-- START OF Data shown --
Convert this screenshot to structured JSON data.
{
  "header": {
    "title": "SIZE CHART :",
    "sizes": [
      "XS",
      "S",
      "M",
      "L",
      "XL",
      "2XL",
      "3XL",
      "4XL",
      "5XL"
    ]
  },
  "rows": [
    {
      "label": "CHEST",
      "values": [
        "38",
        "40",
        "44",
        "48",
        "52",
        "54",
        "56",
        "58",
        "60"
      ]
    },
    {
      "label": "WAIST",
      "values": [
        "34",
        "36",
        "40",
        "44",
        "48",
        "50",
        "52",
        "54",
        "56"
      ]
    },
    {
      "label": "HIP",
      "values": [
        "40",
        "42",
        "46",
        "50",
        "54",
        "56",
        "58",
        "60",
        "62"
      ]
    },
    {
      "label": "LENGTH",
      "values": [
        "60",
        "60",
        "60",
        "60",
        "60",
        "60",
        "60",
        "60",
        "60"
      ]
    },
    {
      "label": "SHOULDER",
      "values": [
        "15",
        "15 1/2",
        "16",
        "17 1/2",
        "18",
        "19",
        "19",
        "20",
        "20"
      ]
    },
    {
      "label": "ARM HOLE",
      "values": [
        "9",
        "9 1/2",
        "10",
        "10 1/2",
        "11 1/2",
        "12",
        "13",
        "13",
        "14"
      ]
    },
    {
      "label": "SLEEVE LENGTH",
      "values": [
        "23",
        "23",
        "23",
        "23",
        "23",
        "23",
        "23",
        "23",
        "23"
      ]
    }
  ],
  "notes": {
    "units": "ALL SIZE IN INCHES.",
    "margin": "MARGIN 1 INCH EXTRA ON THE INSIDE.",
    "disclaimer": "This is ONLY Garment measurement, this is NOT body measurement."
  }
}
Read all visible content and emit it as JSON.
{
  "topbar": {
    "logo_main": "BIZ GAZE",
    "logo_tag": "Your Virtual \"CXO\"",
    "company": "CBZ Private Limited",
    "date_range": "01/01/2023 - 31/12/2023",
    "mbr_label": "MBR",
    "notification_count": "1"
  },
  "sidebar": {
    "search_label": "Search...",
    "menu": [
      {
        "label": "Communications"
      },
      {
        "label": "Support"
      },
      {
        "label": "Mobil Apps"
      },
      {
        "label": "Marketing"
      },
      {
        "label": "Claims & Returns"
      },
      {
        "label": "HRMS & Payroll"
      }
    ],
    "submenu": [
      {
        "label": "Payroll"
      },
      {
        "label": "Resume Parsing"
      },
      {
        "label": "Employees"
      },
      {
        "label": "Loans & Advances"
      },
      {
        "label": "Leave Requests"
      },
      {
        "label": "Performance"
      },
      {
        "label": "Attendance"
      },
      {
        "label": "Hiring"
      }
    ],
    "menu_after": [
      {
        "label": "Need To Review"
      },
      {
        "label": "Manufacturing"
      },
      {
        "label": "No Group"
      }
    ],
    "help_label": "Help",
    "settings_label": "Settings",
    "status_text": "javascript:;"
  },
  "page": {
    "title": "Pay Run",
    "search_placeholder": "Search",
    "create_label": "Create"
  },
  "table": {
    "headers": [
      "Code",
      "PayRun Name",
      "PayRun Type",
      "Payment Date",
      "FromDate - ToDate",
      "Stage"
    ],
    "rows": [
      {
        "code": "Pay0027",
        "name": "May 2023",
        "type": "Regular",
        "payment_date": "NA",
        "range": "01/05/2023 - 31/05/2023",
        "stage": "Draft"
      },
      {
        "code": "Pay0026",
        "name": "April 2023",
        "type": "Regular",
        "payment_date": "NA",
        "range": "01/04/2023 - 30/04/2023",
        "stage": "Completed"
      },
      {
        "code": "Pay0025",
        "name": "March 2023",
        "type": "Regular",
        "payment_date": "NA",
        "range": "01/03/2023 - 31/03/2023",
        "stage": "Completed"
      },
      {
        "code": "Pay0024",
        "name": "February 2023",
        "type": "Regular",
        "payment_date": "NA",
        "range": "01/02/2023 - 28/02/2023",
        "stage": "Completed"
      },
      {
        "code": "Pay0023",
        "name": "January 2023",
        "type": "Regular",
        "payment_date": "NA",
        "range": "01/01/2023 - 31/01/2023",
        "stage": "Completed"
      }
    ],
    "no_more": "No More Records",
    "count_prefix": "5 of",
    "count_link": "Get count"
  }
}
-- END OF Data shown --
• _Instruction_
Pull out and copy each line containing the string "this".

• _Final result_
Convert this screenshot to structured JSON data.
    "disclaimer": "This is ONLY Garment measurement, this is NOT body measurement."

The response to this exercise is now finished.